----- DATASET RECORDS -----

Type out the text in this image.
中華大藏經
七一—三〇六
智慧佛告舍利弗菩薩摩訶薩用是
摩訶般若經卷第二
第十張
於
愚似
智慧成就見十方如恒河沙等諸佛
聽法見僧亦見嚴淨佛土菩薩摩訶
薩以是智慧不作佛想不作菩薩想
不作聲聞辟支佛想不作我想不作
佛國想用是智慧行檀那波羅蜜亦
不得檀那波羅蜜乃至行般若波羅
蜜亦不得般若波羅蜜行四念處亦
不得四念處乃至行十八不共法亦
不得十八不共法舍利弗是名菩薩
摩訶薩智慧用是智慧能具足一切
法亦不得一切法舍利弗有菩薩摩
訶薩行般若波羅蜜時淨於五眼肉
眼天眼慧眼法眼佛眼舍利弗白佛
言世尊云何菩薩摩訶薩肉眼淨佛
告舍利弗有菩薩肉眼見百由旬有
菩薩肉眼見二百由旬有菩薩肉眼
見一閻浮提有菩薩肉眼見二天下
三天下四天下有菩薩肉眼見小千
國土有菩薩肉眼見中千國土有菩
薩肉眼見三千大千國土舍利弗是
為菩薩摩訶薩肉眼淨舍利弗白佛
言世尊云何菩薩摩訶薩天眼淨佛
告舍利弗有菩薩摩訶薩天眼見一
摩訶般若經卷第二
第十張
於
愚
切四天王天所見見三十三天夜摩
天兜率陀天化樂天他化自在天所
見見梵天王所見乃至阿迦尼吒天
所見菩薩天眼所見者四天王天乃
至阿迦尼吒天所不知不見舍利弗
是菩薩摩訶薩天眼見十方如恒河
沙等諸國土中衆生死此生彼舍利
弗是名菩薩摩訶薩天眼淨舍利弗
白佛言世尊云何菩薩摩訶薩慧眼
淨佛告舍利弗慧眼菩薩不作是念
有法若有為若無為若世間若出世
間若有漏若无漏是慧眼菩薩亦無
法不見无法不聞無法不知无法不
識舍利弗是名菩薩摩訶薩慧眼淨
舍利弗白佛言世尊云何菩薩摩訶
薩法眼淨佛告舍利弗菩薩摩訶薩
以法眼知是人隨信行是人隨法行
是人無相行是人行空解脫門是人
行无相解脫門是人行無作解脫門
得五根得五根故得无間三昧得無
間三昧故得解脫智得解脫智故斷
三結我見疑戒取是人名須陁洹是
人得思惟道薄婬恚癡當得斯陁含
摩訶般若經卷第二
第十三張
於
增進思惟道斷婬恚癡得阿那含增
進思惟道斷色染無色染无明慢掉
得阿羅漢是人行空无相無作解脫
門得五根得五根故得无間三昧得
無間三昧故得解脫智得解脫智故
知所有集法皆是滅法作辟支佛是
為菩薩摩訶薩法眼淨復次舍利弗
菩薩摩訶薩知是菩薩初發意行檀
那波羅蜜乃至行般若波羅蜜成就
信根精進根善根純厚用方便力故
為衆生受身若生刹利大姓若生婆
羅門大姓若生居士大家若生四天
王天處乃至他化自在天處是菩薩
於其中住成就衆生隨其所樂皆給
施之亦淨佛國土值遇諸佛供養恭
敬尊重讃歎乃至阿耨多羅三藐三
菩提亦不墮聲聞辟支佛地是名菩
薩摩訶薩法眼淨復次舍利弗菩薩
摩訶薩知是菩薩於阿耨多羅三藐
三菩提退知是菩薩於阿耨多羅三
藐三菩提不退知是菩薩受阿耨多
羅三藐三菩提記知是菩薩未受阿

-----
----- DATASET RECORDS -----

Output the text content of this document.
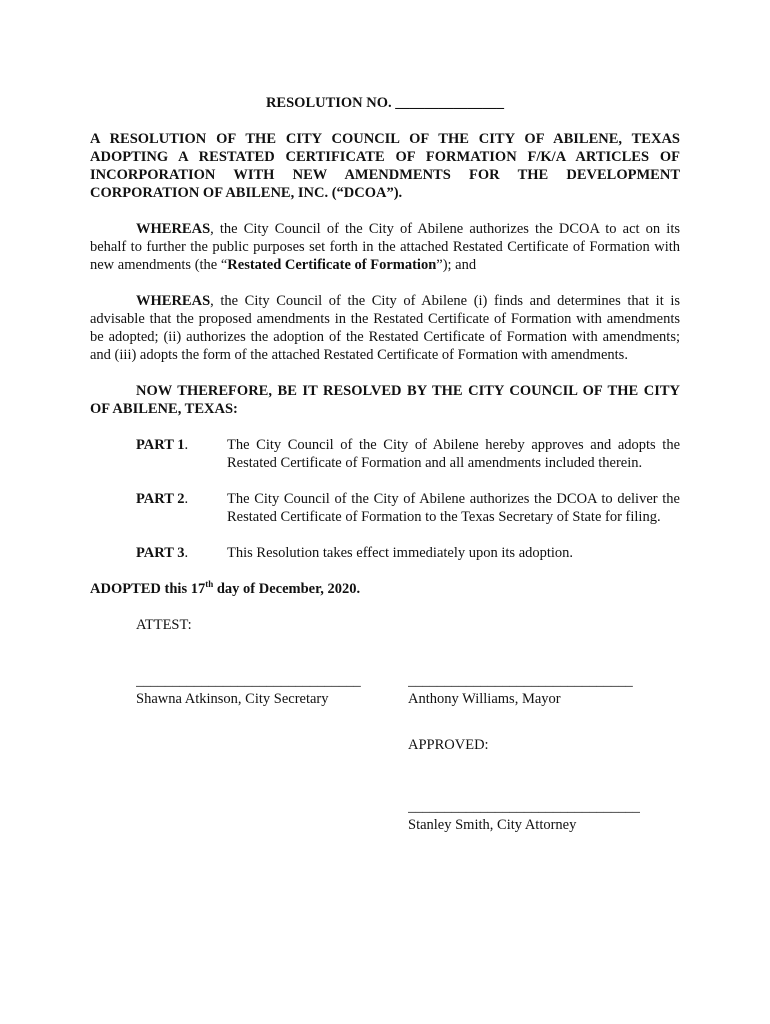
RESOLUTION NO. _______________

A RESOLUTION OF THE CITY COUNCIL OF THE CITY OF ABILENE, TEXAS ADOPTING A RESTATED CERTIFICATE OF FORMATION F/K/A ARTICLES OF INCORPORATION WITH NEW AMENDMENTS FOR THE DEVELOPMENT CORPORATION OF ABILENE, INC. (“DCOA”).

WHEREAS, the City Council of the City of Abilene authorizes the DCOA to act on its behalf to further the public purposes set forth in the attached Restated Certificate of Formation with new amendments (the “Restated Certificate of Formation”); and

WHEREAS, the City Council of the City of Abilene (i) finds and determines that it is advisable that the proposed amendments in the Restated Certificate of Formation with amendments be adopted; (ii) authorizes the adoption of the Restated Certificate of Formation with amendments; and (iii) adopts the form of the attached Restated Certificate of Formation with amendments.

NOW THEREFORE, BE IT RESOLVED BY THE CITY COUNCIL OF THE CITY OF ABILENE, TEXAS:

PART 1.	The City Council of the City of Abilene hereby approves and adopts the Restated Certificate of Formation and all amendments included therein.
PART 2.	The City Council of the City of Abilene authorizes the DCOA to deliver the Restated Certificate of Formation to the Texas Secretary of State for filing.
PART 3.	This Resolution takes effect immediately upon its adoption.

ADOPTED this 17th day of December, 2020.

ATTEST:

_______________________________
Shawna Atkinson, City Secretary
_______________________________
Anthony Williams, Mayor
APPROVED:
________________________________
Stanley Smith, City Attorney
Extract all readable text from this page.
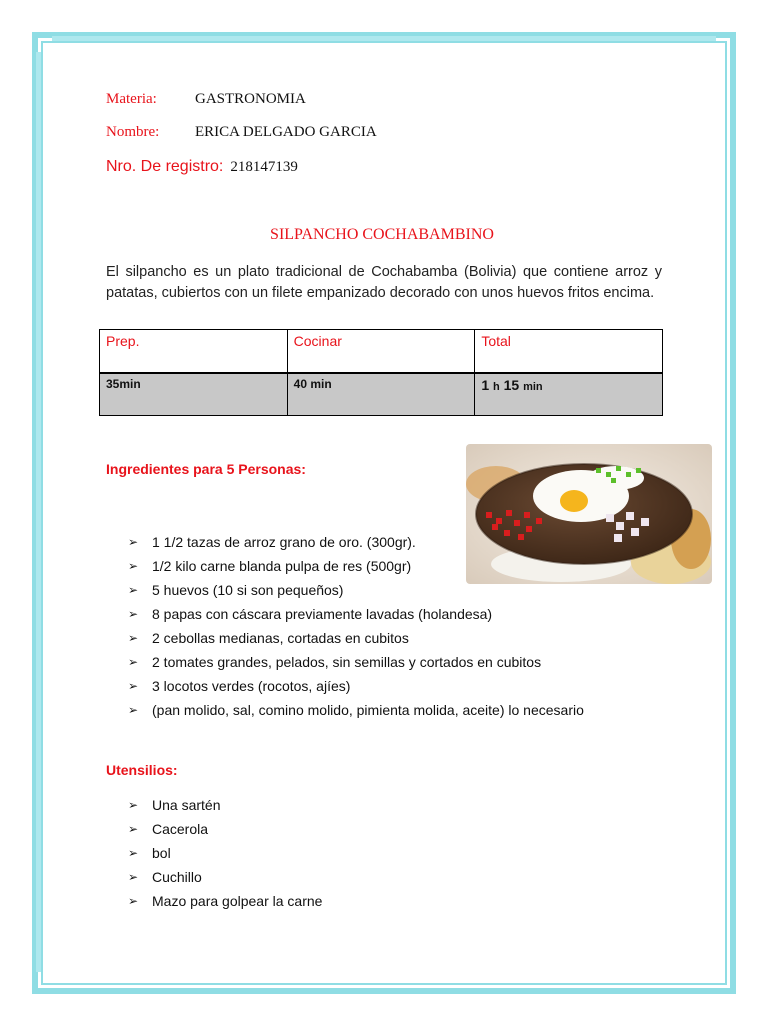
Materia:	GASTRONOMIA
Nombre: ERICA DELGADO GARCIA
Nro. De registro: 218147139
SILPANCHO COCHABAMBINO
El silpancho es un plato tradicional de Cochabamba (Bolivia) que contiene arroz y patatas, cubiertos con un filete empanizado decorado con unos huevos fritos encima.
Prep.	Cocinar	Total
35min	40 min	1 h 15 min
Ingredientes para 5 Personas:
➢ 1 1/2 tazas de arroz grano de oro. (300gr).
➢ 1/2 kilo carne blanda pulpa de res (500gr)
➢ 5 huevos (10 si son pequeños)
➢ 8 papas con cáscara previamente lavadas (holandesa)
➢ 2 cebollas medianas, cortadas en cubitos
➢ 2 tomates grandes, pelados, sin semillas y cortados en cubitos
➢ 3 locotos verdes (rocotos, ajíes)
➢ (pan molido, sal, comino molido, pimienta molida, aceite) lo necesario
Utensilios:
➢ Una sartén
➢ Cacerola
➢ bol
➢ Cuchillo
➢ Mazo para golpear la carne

-----

_WORK TO COMPLETE_
Take each line of the material that contains the word "adopts" and list it.

_EXPECTED ANSWER_
WHEREAS, the City Council of the City of Abilene (i) finds and determines that it is advisable that the proposed amendments in the Restated Certificate of Formation with amendments be adopted; (ii) authorizes the adoption of the Restated Certificate of Formation with amendments; and (iii) adopts the form of the attached Restated Certificate of Formation with amendments.
PART 1.	The City Council of the City of Abilene hereby approves and adopts the Restated Certificate of Formation and all amendments included therein.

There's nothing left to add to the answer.